Task details: Within the listing below, locate all lines containing the word "total". Copy each one.

[Data excerpts]
# # # # # # #
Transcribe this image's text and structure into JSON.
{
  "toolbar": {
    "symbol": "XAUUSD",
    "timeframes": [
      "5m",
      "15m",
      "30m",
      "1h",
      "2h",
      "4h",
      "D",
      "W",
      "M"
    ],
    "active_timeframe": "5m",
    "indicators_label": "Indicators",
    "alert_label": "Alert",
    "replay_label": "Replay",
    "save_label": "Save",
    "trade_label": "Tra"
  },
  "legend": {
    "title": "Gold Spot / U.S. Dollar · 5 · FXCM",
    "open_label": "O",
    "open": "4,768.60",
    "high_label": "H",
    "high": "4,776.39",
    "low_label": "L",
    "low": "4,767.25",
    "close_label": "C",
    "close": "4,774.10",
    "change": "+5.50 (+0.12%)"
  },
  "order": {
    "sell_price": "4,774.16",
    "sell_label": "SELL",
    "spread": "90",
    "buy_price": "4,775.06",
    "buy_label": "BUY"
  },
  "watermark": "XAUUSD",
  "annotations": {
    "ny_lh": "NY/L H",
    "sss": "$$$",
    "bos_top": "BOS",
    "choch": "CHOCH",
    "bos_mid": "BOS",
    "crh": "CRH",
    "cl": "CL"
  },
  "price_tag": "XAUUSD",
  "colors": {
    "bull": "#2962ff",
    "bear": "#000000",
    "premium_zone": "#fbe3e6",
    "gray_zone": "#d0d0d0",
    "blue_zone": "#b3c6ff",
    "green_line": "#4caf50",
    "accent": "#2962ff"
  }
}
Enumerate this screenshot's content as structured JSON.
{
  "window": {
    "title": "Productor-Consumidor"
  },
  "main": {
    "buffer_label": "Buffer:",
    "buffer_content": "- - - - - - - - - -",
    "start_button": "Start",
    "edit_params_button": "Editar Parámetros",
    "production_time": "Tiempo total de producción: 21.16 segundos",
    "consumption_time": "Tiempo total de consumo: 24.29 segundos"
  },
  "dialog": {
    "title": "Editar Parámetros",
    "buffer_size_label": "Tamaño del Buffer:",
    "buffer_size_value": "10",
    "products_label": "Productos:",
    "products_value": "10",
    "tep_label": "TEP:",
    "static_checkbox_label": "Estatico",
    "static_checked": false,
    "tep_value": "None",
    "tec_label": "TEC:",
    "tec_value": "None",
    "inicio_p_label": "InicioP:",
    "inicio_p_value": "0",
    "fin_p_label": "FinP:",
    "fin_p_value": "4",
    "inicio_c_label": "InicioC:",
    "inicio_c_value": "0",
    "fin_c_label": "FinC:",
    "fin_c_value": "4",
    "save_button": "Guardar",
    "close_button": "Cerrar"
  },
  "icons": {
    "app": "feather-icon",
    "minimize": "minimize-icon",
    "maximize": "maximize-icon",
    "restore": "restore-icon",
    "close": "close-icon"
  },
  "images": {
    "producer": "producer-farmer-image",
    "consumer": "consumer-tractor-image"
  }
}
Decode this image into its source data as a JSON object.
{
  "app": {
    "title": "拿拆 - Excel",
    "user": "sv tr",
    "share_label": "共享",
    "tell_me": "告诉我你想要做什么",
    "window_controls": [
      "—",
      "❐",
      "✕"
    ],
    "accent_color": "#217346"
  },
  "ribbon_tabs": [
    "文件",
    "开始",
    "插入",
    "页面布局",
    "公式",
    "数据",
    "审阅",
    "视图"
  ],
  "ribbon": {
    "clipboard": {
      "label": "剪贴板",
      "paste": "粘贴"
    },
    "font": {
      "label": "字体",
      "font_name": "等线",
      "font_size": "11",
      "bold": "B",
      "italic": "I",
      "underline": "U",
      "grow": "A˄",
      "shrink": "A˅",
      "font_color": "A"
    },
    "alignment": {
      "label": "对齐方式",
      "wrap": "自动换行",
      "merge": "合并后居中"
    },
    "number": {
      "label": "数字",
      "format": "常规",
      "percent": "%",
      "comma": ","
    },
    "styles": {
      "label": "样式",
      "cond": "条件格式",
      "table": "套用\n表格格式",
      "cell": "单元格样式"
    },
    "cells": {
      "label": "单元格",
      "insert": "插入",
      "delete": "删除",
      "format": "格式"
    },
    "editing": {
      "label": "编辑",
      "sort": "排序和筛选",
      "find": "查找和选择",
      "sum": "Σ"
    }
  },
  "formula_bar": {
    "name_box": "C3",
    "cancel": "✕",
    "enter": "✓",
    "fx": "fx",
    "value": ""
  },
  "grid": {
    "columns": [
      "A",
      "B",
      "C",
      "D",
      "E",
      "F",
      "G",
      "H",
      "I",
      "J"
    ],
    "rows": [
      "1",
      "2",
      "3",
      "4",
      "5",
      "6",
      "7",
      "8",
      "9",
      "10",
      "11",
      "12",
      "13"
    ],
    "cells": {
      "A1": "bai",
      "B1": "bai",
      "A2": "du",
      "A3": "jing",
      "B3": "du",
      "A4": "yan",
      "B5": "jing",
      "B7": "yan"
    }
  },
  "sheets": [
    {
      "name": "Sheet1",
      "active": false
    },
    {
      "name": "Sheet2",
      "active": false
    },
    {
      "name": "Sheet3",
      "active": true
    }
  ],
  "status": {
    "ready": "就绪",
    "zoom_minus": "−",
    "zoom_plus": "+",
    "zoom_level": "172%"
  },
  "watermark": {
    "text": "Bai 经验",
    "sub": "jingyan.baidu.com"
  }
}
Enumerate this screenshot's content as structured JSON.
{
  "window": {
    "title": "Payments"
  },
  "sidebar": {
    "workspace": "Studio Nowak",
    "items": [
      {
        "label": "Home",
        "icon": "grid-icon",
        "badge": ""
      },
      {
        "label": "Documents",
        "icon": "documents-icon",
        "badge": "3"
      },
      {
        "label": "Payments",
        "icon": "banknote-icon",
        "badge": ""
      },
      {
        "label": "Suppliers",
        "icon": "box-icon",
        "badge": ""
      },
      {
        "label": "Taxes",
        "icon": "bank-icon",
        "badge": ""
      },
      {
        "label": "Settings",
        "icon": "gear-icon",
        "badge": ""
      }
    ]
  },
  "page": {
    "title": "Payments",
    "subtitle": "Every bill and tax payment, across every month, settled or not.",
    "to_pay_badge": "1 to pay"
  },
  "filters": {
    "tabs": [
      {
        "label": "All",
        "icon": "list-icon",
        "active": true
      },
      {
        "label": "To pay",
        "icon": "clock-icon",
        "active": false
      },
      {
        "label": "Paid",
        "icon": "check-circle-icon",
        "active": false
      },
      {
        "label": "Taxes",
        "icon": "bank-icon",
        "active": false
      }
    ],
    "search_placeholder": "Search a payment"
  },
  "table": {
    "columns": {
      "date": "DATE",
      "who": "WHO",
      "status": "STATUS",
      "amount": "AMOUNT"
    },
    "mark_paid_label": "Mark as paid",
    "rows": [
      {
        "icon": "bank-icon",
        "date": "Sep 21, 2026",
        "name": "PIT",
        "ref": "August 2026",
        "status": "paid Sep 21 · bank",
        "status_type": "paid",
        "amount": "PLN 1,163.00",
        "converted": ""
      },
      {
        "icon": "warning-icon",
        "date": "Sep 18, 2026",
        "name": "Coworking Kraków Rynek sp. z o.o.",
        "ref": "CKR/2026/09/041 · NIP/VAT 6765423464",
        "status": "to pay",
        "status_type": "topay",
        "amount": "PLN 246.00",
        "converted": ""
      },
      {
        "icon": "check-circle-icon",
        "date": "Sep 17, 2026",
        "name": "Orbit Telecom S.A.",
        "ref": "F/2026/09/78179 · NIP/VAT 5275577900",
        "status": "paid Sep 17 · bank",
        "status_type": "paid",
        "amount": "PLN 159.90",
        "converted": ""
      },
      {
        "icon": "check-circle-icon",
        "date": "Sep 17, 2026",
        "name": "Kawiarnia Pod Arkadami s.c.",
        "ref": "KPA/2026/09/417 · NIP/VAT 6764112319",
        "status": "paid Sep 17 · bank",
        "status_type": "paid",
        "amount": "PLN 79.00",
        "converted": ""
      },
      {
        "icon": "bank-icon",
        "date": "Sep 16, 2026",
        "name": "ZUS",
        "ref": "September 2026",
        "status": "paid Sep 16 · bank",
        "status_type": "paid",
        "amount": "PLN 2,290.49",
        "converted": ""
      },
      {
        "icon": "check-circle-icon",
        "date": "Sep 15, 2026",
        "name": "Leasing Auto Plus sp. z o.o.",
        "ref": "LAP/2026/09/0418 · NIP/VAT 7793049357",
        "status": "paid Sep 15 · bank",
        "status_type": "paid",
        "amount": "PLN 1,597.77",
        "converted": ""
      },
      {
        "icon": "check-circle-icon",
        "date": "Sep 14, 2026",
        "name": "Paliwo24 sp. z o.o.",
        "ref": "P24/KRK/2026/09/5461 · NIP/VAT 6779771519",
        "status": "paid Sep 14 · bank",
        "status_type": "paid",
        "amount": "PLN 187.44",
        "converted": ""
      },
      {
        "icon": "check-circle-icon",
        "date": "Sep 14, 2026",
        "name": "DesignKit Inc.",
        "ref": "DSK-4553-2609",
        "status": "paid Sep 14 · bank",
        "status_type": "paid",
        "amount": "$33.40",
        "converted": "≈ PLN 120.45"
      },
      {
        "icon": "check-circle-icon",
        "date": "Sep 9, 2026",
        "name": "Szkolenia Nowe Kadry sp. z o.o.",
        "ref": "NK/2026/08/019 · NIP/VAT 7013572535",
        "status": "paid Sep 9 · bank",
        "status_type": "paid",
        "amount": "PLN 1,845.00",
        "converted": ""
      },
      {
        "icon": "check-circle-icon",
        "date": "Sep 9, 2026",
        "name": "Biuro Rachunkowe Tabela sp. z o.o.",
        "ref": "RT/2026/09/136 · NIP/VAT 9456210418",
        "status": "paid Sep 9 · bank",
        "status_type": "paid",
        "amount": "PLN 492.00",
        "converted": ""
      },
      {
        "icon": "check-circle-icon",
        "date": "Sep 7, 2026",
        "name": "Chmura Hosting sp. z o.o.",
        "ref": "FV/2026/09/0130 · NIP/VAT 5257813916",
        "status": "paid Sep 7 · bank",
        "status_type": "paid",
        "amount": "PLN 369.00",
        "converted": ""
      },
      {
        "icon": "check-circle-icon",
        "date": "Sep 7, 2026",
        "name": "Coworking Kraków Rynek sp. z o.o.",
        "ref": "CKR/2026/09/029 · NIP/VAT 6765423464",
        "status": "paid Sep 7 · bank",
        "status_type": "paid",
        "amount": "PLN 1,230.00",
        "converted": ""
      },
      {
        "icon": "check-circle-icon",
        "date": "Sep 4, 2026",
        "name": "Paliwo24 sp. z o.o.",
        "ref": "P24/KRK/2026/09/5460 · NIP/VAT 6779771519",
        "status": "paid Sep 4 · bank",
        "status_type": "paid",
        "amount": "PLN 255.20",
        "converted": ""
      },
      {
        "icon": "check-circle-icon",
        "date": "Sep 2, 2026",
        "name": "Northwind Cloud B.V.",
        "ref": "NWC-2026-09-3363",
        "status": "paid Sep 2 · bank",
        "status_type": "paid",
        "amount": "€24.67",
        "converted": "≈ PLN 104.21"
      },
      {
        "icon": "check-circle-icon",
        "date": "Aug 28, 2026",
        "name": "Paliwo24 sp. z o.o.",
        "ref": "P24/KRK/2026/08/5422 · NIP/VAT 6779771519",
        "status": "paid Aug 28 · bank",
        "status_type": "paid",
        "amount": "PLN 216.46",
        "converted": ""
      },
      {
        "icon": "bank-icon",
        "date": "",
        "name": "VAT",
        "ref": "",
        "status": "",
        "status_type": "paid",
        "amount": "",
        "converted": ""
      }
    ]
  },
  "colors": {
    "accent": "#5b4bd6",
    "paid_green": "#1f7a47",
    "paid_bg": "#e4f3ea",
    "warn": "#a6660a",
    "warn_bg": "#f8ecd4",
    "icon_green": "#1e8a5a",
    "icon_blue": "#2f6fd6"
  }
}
# # # # # # #
Solution to the problem:
    "production_time": "Tiempo total de producción: 21.16 segundos",
    "consumption_time": "Tiempo total de consumo: 24.29 segundos"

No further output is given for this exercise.